_STATED GOAL:_ Can you output the material exactly as written, minus any pictures it holds?

-------- RECORDS --------

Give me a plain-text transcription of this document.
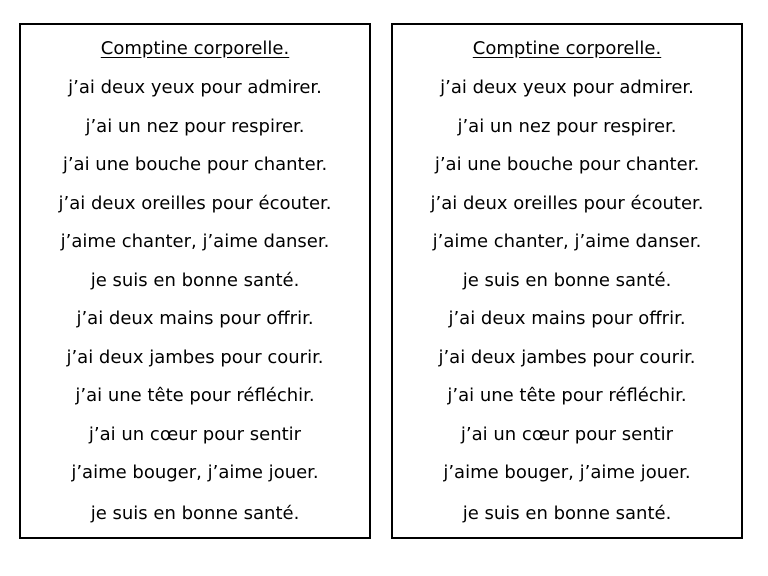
Comptine corporelle.
j’ai deux yeux pour admirer.
j’ai un nez pour respirer.
j’ai une bouche pour chanter.
j’ai deux oreilles pour écouter.
j’aime chanter, j’aime danser.
je suis en bonne santé.
j’ai deux mains pour offrir.
j’ai deux jambes pour courir.
j’ai une tête pour réfléchir.
j’ai un cœur pour sentir
j’aime bouger, j’aime jouer.
je suis en bonne santé.
Comptine corporelle.
j’ai deux yeux pour admirer.
j’ai un nez pour respirer.
j’ai une bouche pour chanter.
j’ai deux oreilles pour écouter.
j’aime chanter, j’aime danser.
je suis en bonne santé.
j’ai deux mains pour offrir.
j’ai deux jambes pour courir.
j’ai une tête pour réfléchir.
j’ai un cœur pour sentir
j’aime bouger, j’aime jouer.
je suis en bonne santé.
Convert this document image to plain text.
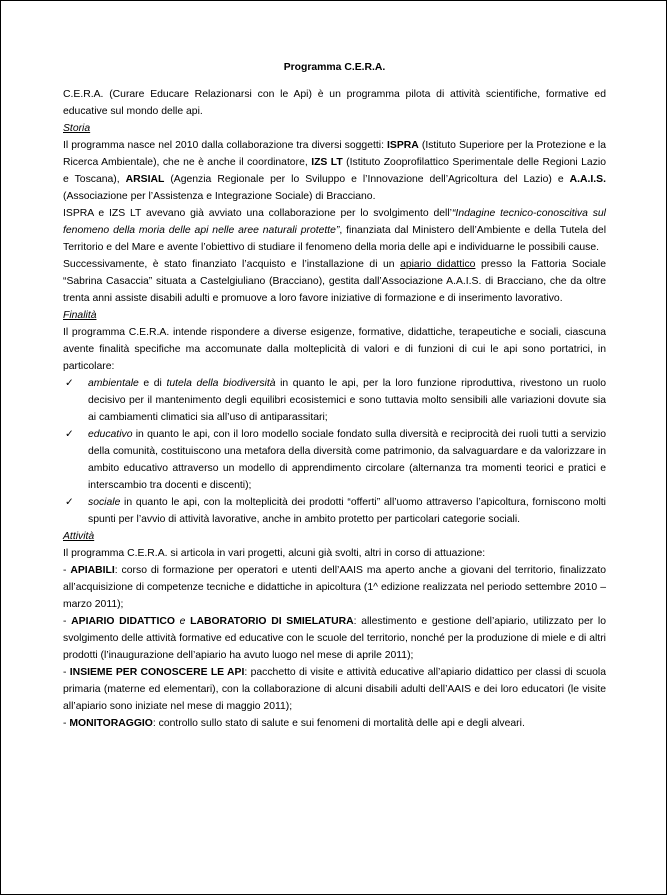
Programma C.E.R.A.

C.E.R.A. (Curare Educare Relazionarsi con le Api) è un programma pilota di attività scientifiche, formative ed educative sul mondo delle api.

Storia

Il programma nasce nel 2010 dalla collaborazione tra diversi soggetti: ISPRA (Istituto Superiore per la Protezione e la Ricerca Ambientale), che ne è anche il coordinatore, IZS LT (Istituto Zooprofilattico Sperimentale delle Regioni Lazio e Toscana), ARSIAL (Agenzia Regionale per lo Sviluppo e l’Innovazione dell’Agricoltura del Lazio) e A.A.I.S. (Associazione per l’Assistenza e Integrazione Sociale) di Bracciano.

ISPRA e IZS LT avevano già avviato una collaborazione per lo svolgimento dell’“Indagine tecnico-conoscitiva sul fenomeno della moria delle api nelle aree naturali protette”, finanziata dal Ministero dell’Ambiente e della Tutela del Territorio e del Mare e avente l’obiettivo di studiare il fenomeno della moria delle api e individuarne le possibili cause.

Successivamente, è stato finanziato l’acquisto e l’installazione di un apiario didattico presso la Fattoria Sociale “Sabrina Casaccia” situata a Castelgiuliano (Bracciano), gestita dall’Associazione A.A.I.S. di Bracciano, che da oltre trenta anni assiste disabili adulti e promuove a loro favore iniziative di formazione e di inserimento lavorativo.

Finalità

Il programma C.E.R.A. intende rispondere a diverse esigenze, formative, didattiche, terapeutiche e sociali, ciascuna avente finalità specifiche ma accomunate dalla molteplicità di valori e di funzioni di cui le api sono portatrici, in particolare:

✓ ambientale e di tutela della biodiversità in quanto le api, per la loro funzione riproduttiva, rivestono un ruolo decisivo per il mantenimento degli equilibri ecosistemici e sono tuttavia molto sensibili alle variazioni dovute sia ai cambiamenti climatici sia all’uso di antiparassitari;
✓ educativo in quanto le api, con il loro modello sociale fondato sulla diversità e reciprocità dei ruoli tutti a servizio della comunità, costituiscono una metafora della diversità come patrimonio, da salvaguardare e da valorizzare in ambito educativo attraverso un modello di apprendimento circolare (alternanza tra momenti teorici e pratici e interscambio tra docenti e discenti);
✓ sociale in quanto le api, con la molteplicità dei prodotti “offerti” all’uomo attraverso l’apicoltura, forniscono molti spunti per l’avvio di attività lavorative, anche in ambito protetto per particolari categorie sociali.
Attività

Il programma C.E.R.A. si articola in vari progetti, alcuni già svolti, altri in corso di attuazione:

- APIABILI: corso di formazione per operatori e utenti dell’AAIS ma aperto anche a giovani del territorio, finalizzato all’acquisizione di competenze tecniche e didattiche in apicoltura (1^ edizione realizzata nel periodo settembre 2010 – marzo 2011);

- APIARIO DIDATTICO e LABORATORIO DI SMIELATURA: allestimento e gestione dell’apiario, utilizzato per lo svolgimento delle attività formative ed educative con le scuole del territorio, nonché per la produzione di miele e di altri prodotti (l’inaugurazione dell’apiario ha avuto luogo nel mese di aprile 2011);

- INSIEME PER CONOSCERE LE API: pacchetto di visite e attività educative all’apiario didattico per classi di scuola primaria (materne ed elementari), con la collaborazione di alcuni disabili adulti dell’AAIS e dei loro educatori (le visite all’apiario sono iniziate nel mese di maggio 2011);

- MONITORAGGIO: controllo sullo stato di salute e sui fenomeni di mortalità delle api e degli alveari.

--------

_EXERCISE SOLUTION:_
Give me a plain-text transcription of this document.
Comptine corporelle.
j’ai deux yeux pour admirer.
j’ai un nez pour respirer.
j’ai une bouche pour chanter.
j’ai deux oreilles pour écouter.
j’aime chanter, j’aime danser.
je suis en bonne santé.
j’ai deux mains pour offrir.
j’ai deux jambes pour courir.
j’ai une tête pour réfléchir.
j’ai un cœur pour sentir
j’aime bouger, j’aime jouer.
je suis en bonne santé.
Comptine corporelle.
j’ai deux yeux pour admirer.
j’ai un nez pour respirer.
j’ai une bouche pour chanter.
j’ai deux oreilles pour écouter.
j’aime chanter, j’aime danser.
je suis en bonne santé.
j’ai deux mains pour offrir.
j’ai deux jambes pour courir.
j’ai une tête pour réfléchir.
j’ai un cœur pour sentir
j’aime bouger, j’aime jouer.
je suis en bonne santé.
Convert this document image to plain text.
Programma C.E.R.A.

C.E.R.A. (Curare Educare Relazionarsi con le Api) è un programma pilota di attività scientifiche, formative ed educative sul mondo delle api.

Storia

Il programma nasce nel 2010 dalla collaborazione tra diversi soggetti: ISPRA (Istituto Superiore per la Protezione e la Ricerca Ambientale), che ne è anche il coordinatore, IZS LT (Istituto Zooprofilattico Sperimentale delle Regioni Lazio e Toscana), ARSIAL (Agenzia Regionale per lo Sviluppo e l’Innovazione dell’Agricoltura del Lazio) e A.A.I.S. (Associazione per l’Assistenza e Integrazione Sociale) di Bracciano.

ISPRA e IZS LT avevano già avviato una collaborazione per lo svolgimento dell’“Indagine tecnico-conoscitiva sul fenomeno della moria delle api nelle aree naturali protette”, finanziata dal Ministero dell’Ambiente e della Tutela del Territorio e del Mare e avente l’obiettivo di studiare il fenomeno della moria delle api e individuarne le possibili cause.

Successivamente, è stato finanziato l’acquisto e l’installazione di un apiario didattico presso la Fattoria Sociale “Sabrina Casaccia” situata a Castelgiuliano (Bracciano), gestita dall’Associazione A.A.I.S. di Bracciano, che da oltre trenta anni assiste disabili adulti e promuove a loro favore iniziative di formazione e di inserimento lavorativo.

Finalità

Il programma C.E.R.A. intende rispondere a diverse esigenze, formative, didattiche, terapeutiche e sociali, ciascuna avente finalità specifiche ma accomunate dalla molteplicità di valori e di funzioni di cui le api sono portatrici, in particolare:

✓ ambientale e di tutela della biodiversità in quanto le api, per la loro funzione riproduttiva, rivestono un ruolo decisivo per il mantenimento degli equilibri ecosistemici e sono tuttavia molto sensibili alle variazioni dovute sia ai cambiamenti climatici sia all’uso di antiparassitari;
✓ educativo in quanto le api, con il loro modello sociale fondato sulla diversità e reciprocità dei ruoli tutti a servizio della comunità, costituiscono una metafora della diversità come patrimonio, da salvaguardare e da valorizzare in ambito educativo attraverso un modello di apprendimento circolare (alternanza tra momenti teorici e pratici e interscambio tra docenti e discenti);
✓ sociale in quanto le api, con la molteplicità dei prodotti “offerti” all’uomo attraverso l’apicoltura, forniscono molti spunti per l’avvio di attività lavorative, anche in ambito protetto per particolari categorie sociali.
Attività

Il programma C.E.R.A. si articola in vari progetti, alcuni già svolti, altri in corso di attuazione:

- APIABILI: corso di formazione per operatori e utenti dell’AAIS ma aperto anche a giovani del territorio, finalizzato all’acquisizione di competenze tecniche e didattiche in apicoltura (1^ edizione realizzata nel periodo settembre 2010 – marzo 2011);

- APIARIO DIDATTICO e LABORATORIO DI SMIELATURA: allestimento e gestione dell’apiario, utilizzato per lo svolgimento delle attività formative ed educative con le scuole del territorio, nonché per la produzione di miele e di altri prodotti (l’inaugurazione dell’apiario ha avuto luogo nel mese di aprile 2011);

- INSIEME PER CONOSCERE LE API: pacchetto di visite e attività educative all’apiario didattico per classi di scuola primaria (materne ed elementari), con la collaborazione di alcuni disabili adulti dell’AAIS e dei loro educatori (le visite all’apiario sono iniziate nel mese di maggio 2011);

- MONITORAGGIO: controllo sullo stato di salute e sui fenomeni di mortalità delle api e degli alveari.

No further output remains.